• [WHAT THIS TASK INVOLVES]
Answer with the number of lines in the listing below that contain the word "Compression", and nothing else.

• [RECORDS SHOWN]

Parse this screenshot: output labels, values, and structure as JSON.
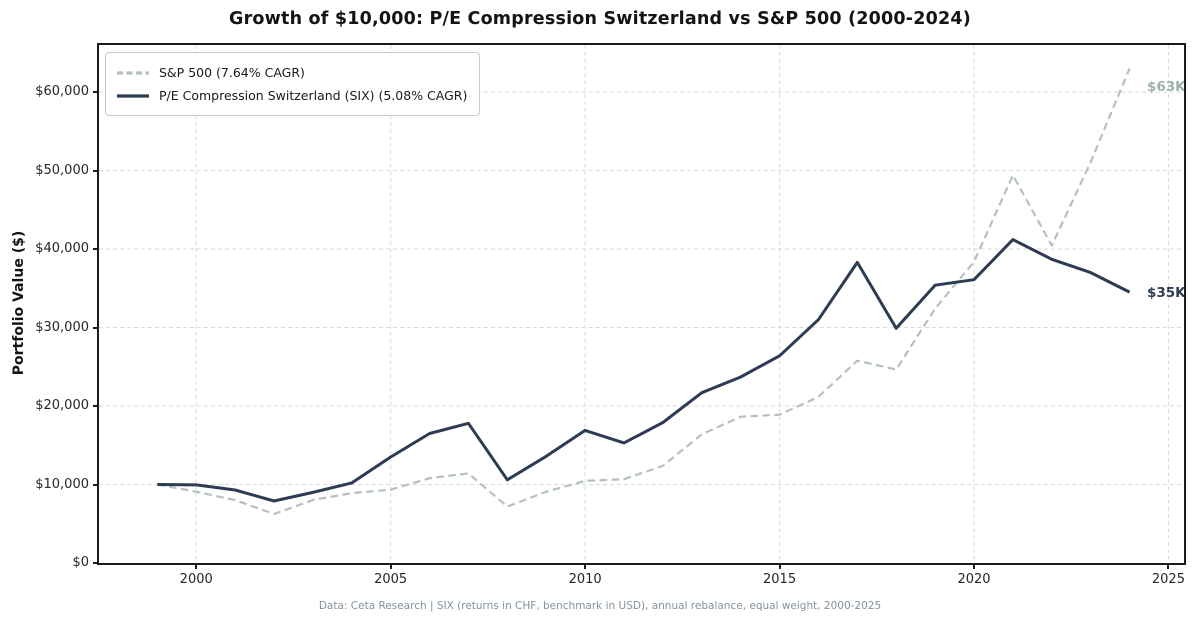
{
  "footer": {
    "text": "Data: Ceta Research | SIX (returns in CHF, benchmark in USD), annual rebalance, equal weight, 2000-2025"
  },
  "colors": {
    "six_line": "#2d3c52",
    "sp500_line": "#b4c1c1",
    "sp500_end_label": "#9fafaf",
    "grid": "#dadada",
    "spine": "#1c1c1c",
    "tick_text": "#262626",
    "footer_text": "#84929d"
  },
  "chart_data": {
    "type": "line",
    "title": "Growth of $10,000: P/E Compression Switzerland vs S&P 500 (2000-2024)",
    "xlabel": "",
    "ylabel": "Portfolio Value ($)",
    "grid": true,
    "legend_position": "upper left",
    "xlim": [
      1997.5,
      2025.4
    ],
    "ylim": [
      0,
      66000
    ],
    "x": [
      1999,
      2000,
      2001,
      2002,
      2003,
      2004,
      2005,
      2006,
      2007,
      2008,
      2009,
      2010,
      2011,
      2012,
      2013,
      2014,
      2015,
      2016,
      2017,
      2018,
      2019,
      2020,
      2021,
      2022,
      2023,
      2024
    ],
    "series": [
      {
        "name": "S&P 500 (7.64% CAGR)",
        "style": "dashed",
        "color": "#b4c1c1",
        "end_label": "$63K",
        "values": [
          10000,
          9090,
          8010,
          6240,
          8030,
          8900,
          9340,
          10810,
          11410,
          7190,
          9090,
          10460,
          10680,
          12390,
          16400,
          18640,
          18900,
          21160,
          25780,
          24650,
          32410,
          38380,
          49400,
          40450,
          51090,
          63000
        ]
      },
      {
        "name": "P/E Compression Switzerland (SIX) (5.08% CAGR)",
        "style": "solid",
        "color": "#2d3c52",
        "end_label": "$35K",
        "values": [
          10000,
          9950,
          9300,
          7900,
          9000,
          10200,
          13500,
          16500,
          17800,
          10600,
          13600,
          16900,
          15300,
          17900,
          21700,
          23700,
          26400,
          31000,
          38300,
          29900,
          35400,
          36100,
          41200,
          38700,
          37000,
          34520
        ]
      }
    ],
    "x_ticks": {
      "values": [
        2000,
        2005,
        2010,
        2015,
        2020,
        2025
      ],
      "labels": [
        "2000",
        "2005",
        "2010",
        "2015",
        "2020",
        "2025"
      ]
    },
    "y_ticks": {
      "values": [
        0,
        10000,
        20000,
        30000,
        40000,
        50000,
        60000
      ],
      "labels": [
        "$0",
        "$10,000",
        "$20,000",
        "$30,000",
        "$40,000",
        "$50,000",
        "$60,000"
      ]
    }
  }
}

• [EXERCISE SOLUTION]
2